━━━━━ Input for this task ━━━━━

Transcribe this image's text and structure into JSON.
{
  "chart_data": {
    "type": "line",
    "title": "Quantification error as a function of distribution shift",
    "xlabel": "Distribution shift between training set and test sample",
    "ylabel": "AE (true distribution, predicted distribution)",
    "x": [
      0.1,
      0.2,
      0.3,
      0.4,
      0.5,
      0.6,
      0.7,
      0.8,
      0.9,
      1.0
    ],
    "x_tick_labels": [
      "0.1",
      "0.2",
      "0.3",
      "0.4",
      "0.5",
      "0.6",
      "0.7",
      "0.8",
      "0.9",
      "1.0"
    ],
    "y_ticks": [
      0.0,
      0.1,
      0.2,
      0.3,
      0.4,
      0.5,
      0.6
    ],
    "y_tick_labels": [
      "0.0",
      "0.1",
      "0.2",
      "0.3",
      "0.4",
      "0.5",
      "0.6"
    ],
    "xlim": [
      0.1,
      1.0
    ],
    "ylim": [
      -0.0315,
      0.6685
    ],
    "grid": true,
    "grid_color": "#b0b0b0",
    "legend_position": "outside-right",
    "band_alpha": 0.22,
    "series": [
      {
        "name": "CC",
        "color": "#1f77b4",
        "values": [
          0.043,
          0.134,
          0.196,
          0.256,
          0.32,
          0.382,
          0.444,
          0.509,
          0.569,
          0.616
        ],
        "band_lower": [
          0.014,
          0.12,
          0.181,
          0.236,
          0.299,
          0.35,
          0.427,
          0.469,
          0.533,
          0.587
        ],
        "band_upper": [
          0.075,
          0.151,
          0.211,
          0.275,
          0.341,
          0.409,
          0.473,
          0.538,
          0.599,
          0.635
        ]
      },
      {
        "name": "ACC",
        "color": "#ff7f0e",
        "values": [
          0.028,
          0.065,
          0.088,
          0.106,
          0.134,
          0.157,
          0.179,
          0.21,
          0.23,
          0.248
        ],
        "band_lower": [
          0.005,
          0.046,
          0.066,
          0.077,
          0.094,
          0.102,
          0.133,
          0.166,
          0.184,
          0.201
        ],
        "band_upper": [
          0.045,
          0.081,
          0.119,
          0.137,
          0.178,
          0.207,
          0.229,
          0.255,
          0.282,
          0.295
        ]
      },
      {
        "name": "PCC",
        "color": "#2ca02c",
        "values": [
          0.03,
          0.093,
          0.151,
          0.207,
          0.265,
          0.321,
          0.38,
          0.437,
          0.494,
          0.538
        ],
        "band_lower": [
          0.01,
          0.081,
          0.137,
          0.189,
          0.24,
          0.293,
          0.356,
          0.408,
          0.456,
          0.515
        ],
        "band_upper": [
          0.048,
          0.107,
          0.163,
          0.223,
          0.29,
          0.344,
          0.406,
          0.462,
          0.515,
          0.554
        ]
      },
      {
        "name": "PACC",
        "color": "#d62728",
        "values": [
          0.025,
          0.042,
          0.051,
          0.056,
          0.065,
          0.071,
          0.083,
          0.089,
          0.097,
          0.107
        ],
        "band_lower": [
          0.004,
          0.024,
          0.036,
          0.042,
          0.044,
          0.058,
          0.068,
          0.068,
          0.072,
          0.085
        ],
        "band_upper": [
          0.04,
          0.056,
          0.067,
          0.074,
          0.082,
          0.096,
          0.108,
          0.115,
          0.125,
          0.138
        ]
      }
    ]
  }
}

━━━━━

Exercise. Reproduce the data, keeping every line exactly the same.

Reply to the task.
Transcribe this image's text and structure into JSON.
{
  "chart_data": {
    "type": "line",
    "title": "Quantification error as a function of distribution shift",
    "xlabel": "Distribution shift between training set and test sample",
    "ylabel": "AE (true distribution, predicted distribution)",
    "x": [
      0.1,
      0.2,
      0.3,
      0.4,
      0.5,
      0.6,
      0.7,
      0.8,
      0.9,
      1.0
    ],
    "x_tick_labels": [
      "0.1",
      "0.2",
      "0.3",
      "0.4",
      "0.5",
      "0.6",
      "0.7",
      "0.8",
      "0.9",
      "1.0"
    ],
    "y_ticks": [
      0.0,
      0.1,
      0.2,
      0.3,
      0.4,
      0.5,
      0.6
    ],
    "y_tick_labels": [
      "0.0",
      "0.1",
      "0.2",
      "0.3",
      "0.4",
      "0.5",
      "0.6"
    ],
    "xlim": [
      0.1,
      1.0
    ],
    "ylim": [
      -0.0315,
      0.6685
    ],
    "grid": true,
    "grid_color": "#b0b0b0",
    "legend_position": "outside-right",
    "band_alpha": 0.22,
    "series": [
      {
        "name": "CC",
        "color": "#1f77b4",
        "values": [
          0.043,
          0.134,
          0.196,
          0.256,
          0.32,
          0.382,
          0.444,
          0.509,
          0.569,
          0.616
        ],
        "band_lower": [
          0.014,
          0.12,
          0.181,
          0.236,
          0.299,
          0.35,
          0.427,
          0.469,
          0.533,
          0.587
        ],
        "band_upper": [
          0.075,
          0.151,
          0.211,
          0.275,
          0.341,
          0.409,
          0.473,
          0.538,
          0.599,
          0.635
        ]
      },
      {
        "name": "ACC",
        "color": "#ff7f0e",
        "values": [
          0.028,
          0.065,
          0.088,
          0.106,
          0.134,
          0.157,
          0.179,
          0.21,
          0.23,
          0.248
        ],
        "band_lower": [
          0.005,
          0.046,
          0.066,
          0.077,
          0.094,
          0.102,
          0.133,
          0.166,
          0.184,
          0.201
        ],
        "band_upper": [
          0.045,
          0.081,
          0.119,
          0.137,
          0.178,
          0.207,
          0.229,
          0.255,
          0.282,
          0.295
        ]
      },
      {
        "name": "PCC",
        "color": "#2ca02c",
        "values": [
          0.03,
          0.093,
          0.151,
          0.207,
          0.265,
          0.321,
          0.38,
          0.437,
          0.494,
          0.538
        ],
        "band_lower": [
          0.01,
          0.081,
          0.137,
          0.189,
          0.24,
          0.293,
          0.356,
          0.408,
          0.456,
          0.515
        ],
        "band_upper": [
          0.048,
          0.107,
          0.163,
          0.223,
          0.29,
          0.344,
          0.406,
          0.462,
          0.515,
          0.554
        ]
      },
      {
        "name": "PACC",
        "color": "#d62728",
        "values": [
          0.025,
          0.042,
          0.051,
          0.056,
          0.065,
          0.071,
          0.083,
          0.089,
          0.097,
          0.107
        ],
        "band_lower": [
          0.004,
          0.024,
          0.036,
          0.042,
          0.044,
          0.058,
          0.068,
          0.068,
          0.072,
          0.085
        ],
        "band_upper": [
          0.04,
          0.056,
          0.067,
          0.074,
          0.082,
          0.096,
          0.108,
          0.115,
          0.125,
          0.138
        ]
      }
    ]
  }
}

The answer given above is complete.